--- START ---

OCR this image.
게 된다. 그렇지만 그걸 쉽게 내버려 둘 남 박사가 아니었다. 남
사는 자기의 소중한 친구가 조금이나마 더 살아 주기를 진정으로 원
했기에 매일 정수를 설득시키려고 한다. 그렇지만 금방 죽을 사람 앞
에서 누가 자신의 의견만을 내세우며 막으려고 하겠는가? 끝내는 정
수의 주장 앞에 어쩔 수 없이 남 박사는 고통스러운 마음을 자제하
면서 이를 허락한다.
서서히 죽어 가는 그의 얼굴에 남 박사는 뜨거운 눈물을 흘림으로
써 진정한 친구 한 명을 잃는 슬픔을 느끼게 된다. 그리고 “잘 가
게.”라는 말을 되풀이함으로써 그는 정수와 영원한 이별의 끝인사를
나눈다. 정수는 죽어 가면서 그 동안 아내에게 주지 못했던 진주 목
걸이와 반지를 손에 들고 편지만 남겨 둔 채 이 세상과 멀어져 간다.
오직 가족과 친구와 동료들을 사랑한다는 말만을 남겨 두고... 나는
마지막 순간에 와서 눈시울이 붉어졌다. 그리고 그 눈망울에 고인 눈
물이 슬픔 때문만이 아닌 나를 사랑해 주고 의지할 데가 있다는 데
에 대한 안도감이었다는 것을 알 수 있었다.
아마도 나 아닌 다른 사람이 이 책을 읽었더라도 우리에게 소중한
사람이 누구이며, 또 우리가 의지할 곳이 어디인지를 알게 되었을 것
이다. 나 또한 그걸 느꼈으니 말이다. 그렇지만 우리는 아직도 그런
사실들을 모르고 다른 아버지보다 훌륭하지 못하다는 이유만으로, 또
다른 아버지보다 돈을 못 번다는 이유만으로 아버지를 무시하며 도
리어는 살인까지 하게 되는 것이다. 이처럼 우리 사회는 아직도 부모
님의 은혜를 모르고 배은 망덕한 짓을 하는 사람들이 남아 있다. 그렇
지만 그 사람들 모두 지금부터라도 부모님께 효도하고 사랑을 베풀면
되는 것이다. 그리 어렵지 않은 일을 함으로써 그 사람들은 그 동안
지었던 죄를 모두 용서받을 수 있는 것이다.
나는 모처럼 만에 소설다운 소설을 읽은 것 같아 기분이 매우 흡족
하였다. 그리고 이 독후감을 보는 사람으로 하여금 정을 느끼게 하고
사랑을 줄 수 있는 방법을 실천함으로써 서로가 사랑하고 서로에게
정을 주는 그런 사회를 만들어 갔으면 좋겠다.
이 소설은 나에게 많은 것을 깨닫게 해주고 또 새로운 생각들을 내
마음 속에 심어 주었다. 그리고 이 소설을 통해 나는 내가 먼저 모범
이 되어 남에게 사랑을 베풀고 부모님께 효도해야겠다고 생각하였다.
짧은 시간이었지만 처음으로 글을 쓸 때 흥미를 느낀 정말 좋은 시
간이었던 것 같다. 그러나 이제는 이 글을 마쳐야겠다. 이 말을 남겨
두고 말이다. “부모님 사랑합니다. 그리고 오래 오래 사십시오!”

--- END ---

Extract the full set of entries word for word.

OCR this image.
게 된다. 그렇지만 그걸 쉽게 내버려 둘 남 박사가 아니었다. 남
사는 자기의 소중한 친구가 조금이나마 더 살아 주기를 진정으로 원
했기에 매일 정수를 설득시키려고 한다. 그렇지만 금방 죽을 사람 앞
에서 누가 자신의 의견만을 내세우며 막으려고 하겠는가? 끝내는 정
수의 주장 앞에 어쩔 수 없이 남 박사는 고통스러운 마음을 자제하
면서 이를 허락한다.
서서히 죽어 가는 그의 얼굴에 남 박사는 뜨거운 눈물을 흘림으로
써 진정한 친구 한 명을 잃는 슬픔을 느끼게 된다. 그리고 “잘 가
게.”라는 말을 되풀이함으로써 그는 정수와 영원한 이별의 끝인사를
나눈다. 정수는 죽어 가면서 그 동안 아내에게 주지 못했던 진주 목
걸이와 반지를 손에 들고 편지만 남겨 둔 채 이 세상과 멀어져 간다.
오직 가족과 친구와 동료들을 사랑한다는 말만을 남겨 두고... 나는
마지막 순간에 와서 눈시울이 붉어졌다. 그리고 그 눈망울에 고인 눈
물이 슬픔 때문만이 아닌 나를 사랑해 주고 의지할 데가 있다는 데
에 대한 안도감이었다는 것을 알 수 있었다.
아마도 나 아닌 다른 사람이 이 책을 읽었더라도 우리에게 소중한
사람이 누구이며, 또 우리가 의지할 곳이 어디인지를 알게 되었을 것
이다. 나 또한 그걸 느꼈으니 말이다. 그렇지만 우리는 아직도 그런
사실들을 모르고 다른 아버지보다 훌륭하지 못하다는 이유만으로, 또
다른 아버지보다 돈을 못 번다는 이유만으로 아버지를 무시하며 도
리어는 살인까지 하게 되는 것이다. 이처럼 우리 사회는 아직도 부모
님의 은혜를 모르고 배은 망덕한 짓을 하는 사람들이 남아 있다. 그렇
지만 그 사람들 모두 지금부터라도 부모님께 효도하고 사랑을 베풀면
되는 것이다. 그리 어렵지 않은 일을 함으로써 그 사람들은 그 동안
지었던 죄를 모두 용서받을 수 있는 것이다.
나는 모처럼 만에 소설다운 소설을 읽은 것 같아 기분이 매우 흡족
하였다. 그리고 이 독후감을 보는 사람으로 하여금 정을 느끼게 하고
사랑을 줄 수 있는 방법을 실천함으로써 서로가 사랑하고 서로에게
정을 주는 그런 사회를 만들어 갔으면 좋겠다.
이 소설은 나에게 많은 것을 깨닫게 해주고 또 새로운 생각들을 내
마음 속에 심어 주었다. 그리고 이 소설을 통해 나는 내가 먼저 모범
이 되어 남에게 사랑을 베풀고 부모님께 효도해야겠다고 생각하였다.
짧은 시간이었지만 처음으로 글을 쓸 때 흥미를 느낀 정말 좋은 시
간이었던 것 같다. 그러나 이제는 이 글을 마쳐야겠다. 이 말을 남겨
두고 말이다. “부모님 사랑합니다. 그리고 오래 오래 사십시오!”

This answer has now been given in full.